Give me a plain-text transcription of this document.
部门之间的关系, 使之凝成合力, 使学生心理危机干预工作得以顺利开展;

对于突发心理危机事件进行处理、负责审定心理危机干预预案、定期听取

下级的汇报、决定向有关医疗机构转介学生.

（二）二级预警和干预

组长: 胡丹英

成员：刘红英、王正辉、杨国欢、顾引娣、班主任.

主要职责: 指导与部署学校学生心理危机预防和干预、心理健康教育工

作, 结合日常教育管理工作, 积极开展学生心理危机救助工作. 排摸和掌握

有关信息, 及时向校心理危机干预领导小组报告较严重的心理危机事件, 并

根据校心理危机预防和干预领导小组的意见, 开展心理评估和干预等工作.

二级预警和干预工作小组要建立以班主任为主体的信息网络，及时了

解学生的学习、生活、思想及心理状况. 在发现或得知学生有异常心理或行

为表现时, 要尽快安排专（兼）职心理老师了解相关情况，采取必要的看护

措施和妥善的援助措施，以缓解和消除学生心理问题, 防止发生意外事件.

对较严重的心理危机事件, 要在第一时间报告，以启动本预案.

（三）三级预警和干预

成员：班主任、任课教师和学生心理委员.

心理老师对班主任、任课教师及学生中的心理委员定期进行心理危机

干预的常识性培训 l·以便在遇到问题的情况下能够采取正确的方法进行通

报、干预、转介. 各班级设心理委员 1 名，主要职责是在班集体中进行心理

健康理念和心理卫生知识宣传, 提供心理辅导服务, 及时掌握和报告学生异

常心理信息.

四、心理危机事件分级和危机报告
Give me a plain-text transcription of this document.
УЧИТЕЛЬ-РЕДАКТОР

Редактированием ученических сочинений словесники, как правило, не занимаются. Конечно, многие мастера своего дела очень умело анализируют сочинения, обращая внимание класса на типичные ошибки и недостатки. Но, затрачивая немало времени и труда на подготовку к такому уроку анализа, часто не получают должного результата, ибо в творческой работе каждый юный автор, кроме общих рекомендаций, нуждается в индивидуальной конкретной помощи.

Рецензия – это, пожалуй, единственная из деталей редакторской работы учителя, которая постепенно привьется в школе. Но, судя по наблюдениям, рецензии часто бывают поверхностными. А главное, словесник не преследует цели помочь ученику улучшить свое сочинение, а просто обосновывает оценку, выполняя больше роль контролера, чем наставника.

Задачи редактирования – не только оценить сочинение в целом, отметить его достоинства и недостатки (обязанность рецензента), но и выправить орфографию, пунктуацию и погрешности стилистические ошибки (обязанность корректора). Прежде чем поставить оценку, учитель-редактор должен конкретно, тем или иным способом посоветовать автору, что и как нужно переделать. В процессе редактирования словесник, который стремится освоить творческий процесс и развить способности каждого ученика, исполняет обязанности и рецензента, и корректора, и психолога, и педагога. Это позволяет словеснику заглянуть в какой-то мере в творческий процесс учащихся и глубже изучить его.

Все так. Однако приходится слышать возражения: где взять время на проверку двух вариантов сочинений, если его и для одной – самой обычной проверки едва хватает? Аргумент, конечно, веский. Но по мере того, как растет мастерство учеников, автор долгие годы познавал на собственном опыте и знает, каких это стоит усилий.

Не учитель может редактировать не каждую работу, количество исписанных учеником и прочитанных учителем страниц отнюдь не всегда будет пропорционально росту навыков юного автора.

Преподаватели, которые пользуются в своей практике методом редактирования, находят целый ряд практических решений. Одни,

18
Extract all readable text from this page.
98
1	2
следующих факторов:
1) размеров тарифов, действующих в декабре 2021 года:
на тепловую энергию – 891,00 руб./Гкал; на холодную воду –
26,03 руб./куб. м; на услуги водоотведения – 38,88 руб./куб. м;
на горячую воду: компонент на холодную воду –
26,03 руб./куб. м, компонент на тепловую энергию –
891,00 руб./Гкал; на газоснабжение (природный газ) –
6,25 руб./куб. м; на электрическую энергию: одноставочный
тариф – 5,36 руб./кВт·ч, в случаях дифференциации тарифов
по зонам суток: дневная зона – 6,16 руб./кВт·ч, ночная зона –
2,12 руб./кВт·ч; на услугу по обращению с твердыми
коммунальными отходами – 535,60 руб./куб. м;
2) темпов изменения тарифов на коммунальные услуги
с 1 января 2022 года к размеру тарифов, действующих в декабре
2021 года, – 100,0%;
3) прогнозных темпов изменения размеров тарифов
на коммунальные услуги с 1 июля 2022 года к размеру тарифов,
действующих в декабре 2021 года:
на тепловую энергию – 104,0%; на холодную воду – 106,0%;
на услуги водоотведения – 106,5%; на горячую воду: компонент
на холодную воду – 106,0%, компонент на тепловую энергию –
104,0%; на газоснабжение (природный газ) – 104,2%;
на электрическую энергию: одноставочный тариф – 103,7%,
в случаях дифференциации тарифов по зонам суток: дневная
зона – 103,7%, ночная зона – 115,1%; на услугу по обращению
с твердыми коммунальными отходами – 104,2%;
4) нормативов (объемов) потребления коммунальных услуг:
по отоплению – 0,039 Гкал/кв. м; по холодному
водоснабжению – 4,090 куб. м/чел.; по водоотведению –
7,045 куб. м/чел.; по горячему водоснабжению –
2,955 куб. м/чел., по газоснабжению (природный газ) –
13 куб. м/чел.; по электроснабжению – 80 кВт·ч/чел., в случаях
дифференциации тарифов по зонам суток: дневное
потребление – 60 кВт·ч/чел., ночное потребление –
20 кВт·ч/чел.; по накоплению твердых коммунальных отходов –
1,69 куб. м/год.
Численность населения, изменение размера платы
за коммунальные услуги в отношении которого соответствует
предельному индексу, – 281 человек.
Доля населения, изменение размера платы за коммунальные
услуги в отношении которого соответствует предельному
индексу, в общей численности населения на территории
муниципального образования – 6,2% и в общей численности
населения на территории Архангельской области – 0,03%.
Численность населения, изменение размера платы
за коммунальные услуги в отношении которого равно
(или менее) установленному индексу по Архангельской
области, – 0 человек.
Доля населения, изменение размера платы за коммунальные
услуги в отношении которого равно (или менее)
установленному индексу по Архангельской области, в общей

########

■ **AIM OF THE TASK**
State how many lines of the records above contain the word "соответствует", and give only that number.

■ **SOLUTION**
2